Exercise details
Which lines include the word "photo"? Copy each of them.

Exercise inputs
==*==

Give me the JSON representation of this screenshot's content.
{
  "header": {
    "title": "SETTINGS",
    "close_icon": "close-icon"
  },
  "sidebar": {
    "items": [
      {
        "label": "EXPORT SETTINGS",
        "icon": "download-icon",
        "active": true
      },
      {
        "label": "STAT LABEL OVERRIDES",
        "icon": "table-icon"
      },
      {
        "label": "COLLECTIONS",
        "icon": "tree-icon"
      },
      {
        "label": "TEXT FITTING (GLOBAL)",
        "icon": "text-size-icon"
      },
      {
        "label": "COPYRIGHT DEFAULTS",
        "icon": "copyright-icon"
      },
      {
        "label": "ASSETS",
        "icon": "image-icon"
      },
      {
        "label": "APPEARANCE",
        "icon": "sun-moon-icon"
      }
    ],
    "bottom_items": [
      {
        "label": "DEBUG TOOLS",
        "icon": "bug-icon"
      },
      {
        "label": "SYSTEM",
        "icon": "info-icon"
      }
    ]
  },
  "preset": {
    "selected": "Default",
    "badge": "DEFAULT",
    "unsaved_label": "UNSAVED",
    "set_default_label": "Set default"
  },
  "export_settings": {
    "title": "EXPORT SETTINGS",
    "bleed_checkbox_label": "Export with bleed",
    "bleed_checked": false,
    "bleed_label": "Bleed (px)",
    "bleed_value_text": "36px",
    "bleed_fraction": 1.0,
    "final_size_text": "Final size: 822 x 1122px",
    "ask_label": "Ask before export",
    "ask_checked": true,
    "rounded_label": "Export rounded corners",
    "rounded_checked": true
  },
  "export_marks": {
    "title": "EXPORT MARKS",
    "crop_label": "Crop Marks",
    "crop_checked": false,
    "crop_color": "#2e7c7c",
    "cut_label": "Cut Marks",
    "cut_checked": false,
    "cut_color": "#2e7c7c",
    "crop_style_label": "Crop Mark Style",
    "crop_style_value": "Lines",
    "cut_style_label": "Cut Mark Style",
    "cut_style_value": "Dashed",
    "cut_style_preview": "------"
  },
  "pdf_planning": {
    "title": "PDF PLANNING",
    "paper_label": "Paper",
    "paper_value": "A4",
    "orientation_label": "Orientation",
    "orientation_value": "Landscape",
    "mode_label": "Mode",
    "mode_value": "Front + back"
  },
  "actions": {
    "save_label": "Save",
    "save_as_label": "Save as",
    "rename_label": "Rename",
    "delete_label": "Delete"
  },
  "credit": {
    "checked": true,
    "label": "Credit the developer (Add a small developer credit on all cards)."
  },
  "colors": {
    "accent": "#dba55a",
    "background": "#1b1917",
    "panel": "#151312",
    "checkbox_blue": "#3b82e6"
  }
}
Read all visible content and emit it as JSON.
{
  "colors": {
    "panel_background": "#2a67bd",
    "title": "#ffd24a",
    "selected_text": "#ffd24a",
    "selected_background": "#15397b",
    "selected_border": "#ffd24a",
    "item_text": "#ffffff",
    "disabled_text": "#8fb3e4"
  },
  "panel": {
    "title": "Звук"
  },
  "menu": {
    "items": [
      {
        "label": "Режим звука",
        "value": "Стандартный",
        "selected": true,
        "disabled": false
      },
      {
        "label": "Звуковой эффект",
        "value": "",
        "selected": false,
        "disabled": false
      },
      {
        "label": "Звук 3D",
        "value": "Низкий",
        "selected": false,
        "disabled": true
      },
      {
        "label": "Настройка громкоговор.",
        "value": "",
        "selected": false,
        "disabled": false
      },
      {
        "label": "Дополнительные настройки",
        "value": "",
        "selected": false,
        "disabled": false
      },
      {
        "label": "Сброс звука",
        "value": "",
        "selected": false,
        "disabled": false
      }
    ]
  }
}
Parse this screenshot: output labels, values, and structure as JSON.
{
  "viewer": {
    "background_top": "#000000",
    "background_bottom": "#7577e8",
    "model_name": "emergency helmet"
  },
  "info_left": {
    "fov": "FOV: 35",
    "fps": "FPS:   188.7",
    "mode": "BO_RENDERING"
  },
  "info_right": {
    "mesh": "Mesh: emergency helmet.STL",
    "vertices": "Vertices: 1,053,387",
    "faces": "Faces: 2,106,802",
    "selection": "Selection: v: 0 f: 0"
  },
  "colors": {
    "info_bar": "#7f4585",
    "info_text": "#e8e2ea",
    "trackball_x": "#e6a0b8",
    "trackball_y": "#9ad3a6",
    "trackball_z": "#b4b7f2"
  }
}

==*==

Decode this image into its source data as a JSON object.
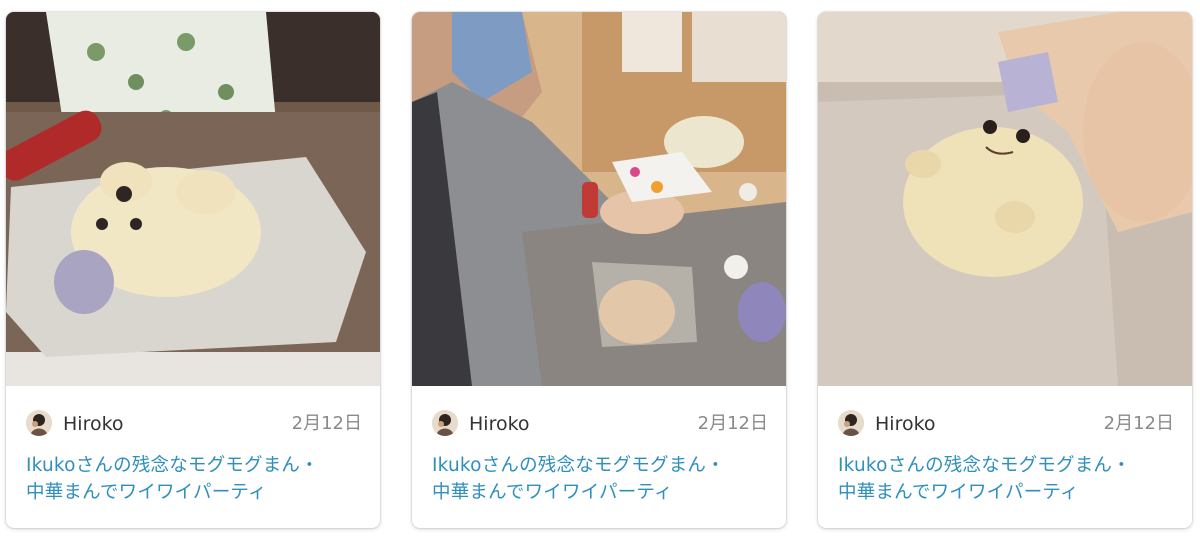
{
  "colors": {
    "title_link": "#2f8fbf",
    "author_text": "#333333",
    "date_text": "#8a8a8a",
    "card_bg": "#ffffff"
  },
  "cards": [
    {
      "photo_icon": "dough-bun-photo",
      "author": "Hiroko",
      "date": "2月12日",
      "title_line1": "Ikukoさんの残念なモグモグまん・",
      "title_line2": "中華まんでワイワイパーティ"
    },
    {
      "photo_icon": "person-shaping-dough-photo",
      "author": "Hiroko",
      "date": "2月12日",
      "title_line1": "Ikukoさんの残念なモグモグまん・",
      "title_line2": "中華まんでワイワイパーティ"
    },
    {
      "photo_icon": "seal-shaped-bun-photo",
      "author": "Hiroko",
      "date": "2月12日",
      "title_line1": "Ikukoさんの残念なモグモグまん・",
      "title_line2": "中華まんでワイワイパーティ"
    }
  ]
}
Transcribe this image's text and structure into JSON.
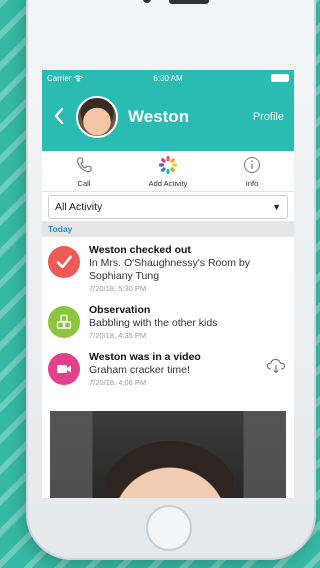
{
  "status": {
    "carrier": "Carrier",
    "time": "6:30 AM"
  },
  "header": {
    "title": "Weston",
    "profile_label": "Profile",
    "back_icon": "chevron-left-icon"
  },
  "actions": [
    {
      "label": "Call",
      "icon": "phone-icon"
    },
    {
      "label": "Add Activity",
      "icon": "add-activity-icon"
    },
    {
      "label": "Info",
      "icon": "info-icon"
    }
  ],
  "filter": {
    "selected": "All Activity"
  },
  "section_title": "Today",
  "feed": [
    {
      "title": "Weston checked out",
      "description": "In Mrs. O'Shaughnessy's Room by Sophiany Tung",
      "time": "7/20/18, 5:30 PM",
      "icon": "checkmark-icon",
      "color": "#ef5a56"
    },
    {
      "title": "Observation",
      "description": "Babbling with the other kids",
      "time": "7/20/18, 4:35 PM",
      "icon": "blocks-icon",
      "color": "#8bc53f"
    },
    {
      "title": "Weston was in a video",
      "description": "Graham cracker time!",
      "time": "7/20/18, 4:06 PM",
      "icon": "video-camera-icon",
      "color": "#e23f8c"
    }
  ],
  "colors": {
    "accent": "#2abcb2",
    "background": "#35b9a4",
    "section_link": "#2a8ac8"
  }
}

==*==

Response
      "photo_icon": "dough-bun-photo",
      "photo_icon": "person-shaping-dough-photo",
      "photo_icon": "seal-shaped-bun-photo",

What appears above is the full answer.